+++ Material provided +++

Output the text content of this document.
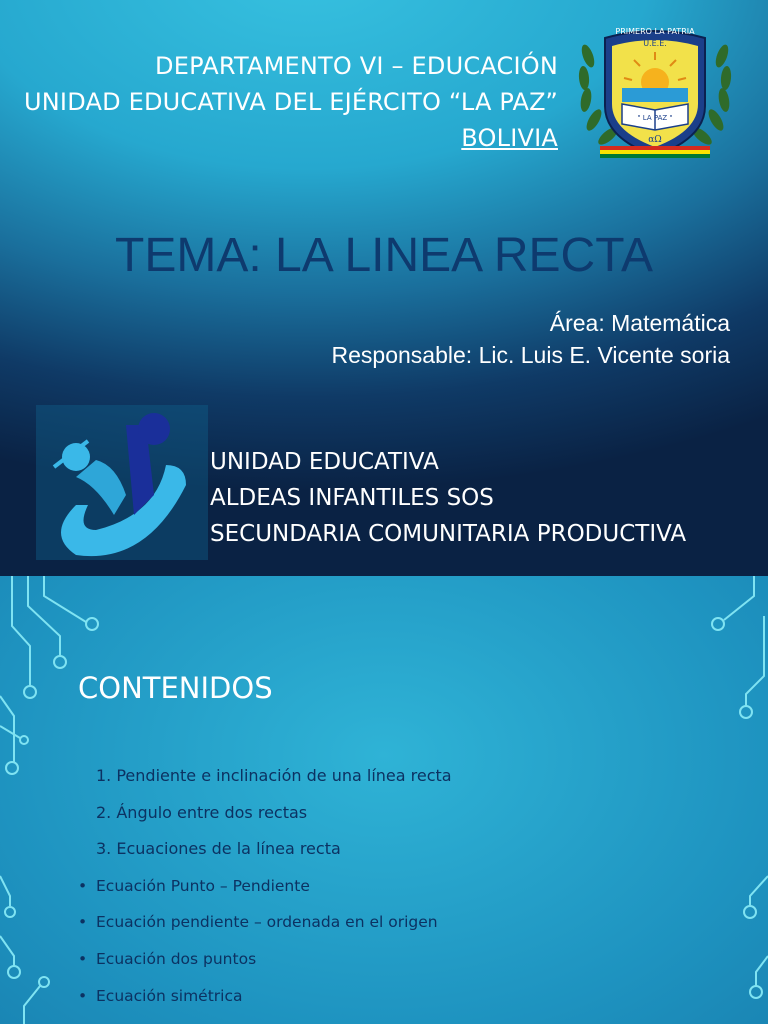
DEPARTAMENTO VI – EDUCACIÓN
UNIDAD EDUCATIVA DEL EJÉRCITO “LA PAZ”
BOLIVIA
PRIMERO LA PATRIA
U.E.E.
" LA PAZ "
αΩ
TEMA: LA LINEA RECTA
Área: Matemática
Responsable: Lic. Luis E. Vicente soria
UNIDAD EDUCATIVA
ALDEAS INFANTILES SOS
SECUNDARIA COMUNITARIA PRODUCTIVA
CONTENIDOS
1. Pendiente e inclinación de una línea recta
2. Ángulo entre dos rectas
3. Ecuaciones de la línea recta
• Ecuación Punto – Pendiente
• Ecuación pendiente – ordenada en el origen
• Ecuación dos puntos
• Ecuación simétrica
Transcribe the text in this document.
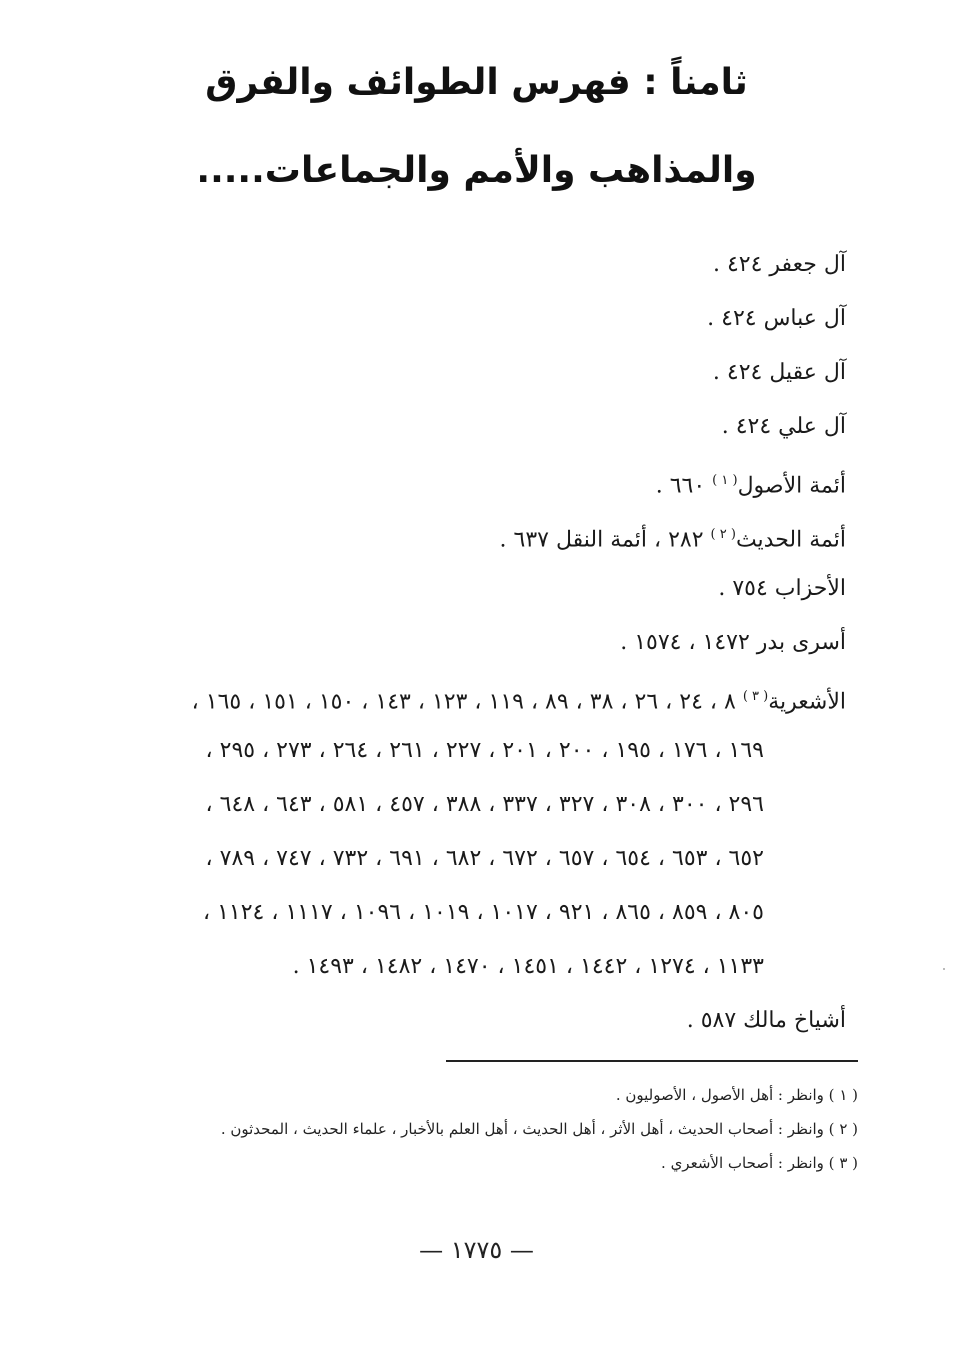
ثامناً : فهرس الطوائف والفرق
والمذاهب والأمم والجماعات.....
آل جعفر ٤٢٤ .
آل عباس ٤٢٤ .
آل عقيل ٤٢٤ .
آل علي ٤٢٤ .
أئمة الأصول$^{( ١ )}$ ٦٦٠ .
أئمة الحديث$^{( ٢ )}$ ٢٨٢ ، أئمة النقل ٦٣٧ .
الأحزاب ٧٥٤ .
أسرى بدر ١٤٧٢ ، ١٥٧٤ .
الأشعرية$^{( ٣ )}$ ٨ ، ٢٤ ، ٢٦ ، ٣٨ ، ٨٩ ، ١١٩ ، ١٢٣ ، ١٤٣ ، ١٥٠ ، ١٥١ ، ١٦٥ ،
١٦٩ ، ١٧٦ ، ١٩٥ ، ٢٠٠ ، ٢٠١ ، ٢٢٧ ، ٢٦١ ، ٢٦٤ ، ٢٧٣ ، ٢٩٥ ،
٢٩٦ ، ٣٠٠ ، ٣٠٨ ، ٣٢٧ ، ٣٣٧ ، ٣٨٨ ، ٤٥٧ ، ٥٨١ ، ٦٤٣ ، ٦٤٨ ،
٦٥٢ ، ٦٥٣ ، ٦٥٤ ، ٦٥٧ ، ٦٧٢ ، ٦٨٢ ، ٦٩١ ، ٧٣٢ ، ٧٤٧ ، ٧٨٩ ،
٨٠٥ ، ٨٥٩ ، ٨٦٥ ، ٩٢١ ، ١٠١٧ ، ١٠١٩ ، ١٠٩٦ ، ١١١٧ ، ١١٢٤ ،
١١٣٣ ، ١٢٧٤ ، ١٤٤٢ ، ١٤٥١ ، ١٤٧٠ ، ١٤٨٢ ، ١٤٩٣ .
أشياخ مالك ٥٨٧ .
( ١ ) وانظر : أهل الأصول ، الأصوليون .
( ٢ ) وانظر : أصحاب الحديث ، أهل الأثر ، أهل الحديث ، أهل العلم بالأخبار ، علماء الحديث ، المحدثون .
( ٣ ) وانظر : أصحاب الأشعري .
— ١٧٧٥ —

+++
+++ Material provided +++

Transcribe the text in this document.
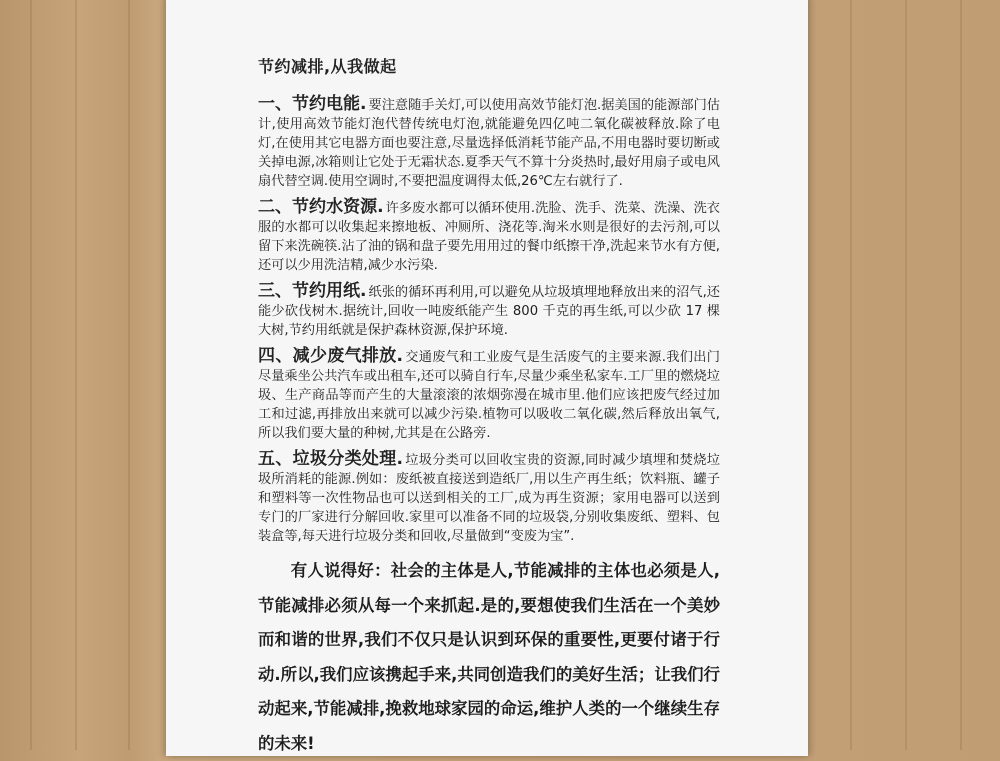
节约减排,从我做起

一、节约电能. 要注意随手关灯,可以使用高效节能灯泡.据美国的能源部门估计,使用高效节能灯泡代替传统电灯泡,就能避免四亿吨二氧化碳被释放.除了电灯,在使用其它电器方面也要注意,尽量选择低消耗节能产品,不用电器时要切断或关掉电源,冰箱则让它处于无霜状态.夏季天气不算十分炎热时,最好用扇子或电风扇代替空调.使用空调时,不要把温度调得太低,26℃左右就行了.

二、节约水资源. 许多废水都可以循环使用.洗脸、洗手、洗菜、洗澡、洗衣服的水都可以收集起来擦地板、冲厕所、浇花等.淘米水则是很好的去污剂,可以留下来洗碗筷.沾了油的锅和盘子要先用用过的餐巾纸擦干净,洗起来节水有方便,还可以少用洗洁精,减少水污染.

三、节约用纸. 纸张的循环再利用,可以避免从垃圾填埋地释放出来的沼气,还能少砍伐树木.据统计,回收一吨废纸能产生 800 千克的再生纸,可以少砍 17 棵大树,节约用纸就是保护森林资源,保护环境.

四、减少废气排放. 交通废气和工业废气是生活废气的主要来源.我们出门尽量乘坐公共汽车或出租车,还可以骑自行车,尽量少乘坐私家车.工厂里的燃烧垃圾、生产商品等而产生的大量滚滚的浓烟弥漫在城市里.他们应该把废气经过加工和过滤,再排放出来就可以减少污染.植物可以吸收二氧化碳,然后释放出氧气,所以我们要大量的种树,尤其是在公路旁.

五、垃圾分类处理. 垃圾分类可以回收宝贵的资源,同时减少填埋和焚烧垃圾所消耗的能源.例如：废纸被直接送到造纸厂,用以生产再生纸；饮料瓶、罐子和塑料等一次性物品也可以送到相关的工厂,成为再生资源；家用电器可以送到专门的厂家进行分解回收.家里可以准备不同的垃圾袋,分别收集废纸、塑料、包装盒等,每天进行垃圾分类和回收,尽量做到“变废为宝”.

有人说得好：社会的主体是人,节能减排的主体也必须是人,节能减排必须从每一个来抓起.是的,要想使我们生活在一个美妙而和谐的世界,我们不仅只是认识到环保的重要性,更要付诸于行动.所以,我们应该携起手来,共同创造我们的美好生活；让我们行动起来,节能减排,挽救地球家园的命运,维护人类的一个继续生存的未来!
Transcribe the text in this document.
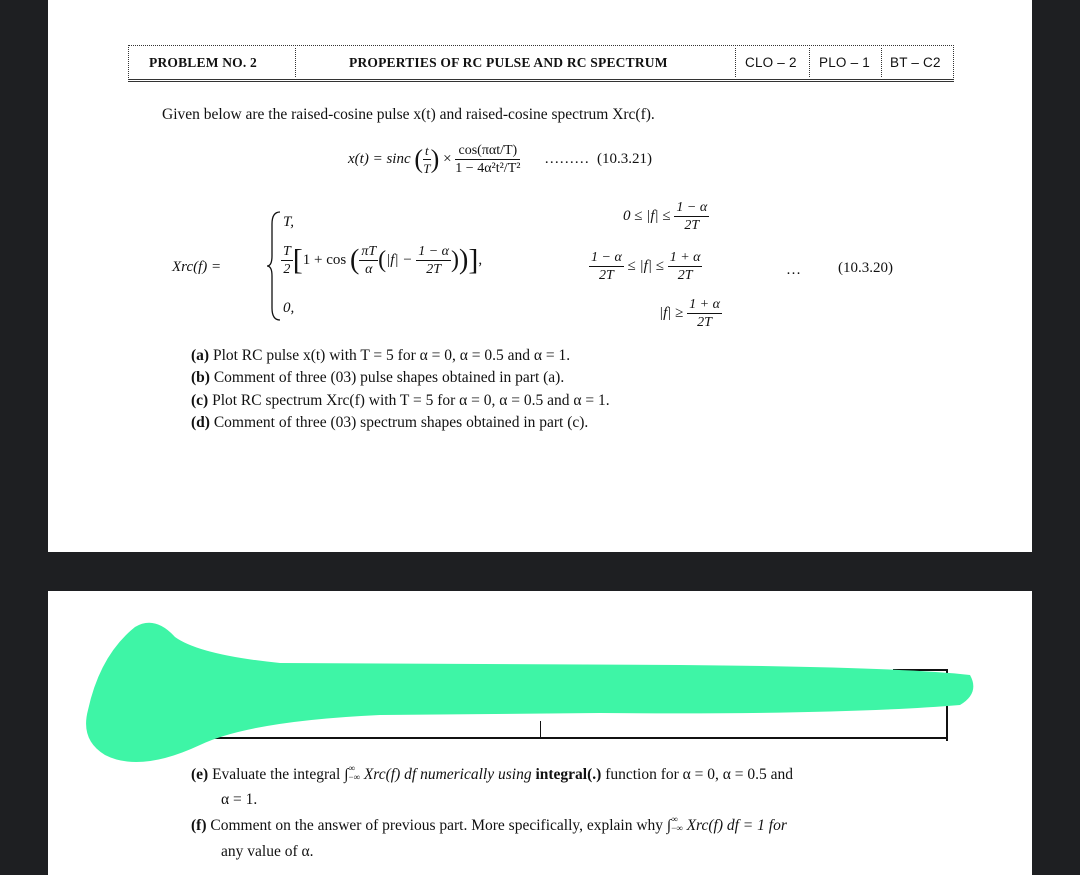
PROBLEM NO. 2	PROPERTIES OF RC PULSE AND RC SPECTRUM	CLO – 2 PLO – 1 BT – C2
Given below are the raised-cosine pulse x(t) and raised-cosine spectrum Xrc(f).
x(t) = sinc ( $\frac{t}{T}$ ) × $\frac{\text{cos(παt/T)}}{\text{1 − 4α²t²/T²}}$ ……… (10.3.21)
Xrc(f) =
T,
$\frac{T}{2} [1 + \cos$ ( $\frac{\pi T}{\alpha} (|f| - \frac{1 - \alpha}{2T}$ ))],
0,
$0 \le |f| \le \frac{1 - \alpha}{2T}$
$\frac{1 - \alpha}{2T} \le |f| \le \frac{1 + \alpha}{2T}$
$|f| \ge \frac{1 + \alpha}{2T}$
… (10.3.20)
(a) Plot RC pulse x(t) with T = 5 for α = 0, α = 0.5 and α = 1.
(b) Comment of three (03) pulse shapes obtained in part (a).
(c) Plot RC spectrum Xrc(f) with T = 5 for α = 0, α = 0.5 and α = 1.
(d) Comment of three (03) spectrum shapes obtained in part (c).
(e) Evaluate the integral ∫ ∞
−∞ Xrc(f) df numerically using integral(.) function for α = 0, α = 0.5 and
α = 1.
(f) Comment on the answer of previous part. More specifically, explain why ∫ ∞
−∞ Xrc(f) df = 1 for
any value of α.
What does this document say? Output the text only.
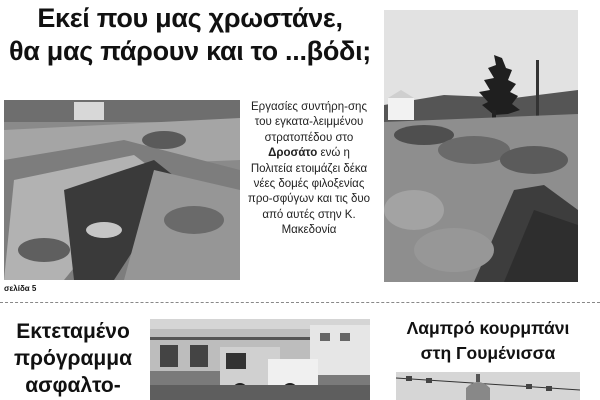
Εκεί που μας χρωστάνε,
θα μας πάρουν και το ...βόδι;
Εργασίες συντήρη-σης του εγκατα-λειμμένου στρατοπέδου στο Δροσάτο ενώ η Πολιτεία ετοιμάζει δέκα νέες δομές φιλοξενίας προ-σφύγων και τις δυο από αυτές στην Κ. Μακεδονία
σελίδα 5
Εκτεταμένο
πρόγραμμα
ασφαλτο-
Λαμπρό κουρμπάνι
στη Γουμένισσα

+++

• [Problem]: Find each line holding the word "línea" and copy it.

• [Worked solution]:
1. Pendiente e inclinación de una línea recta
3. Ecuaciones de la línea recta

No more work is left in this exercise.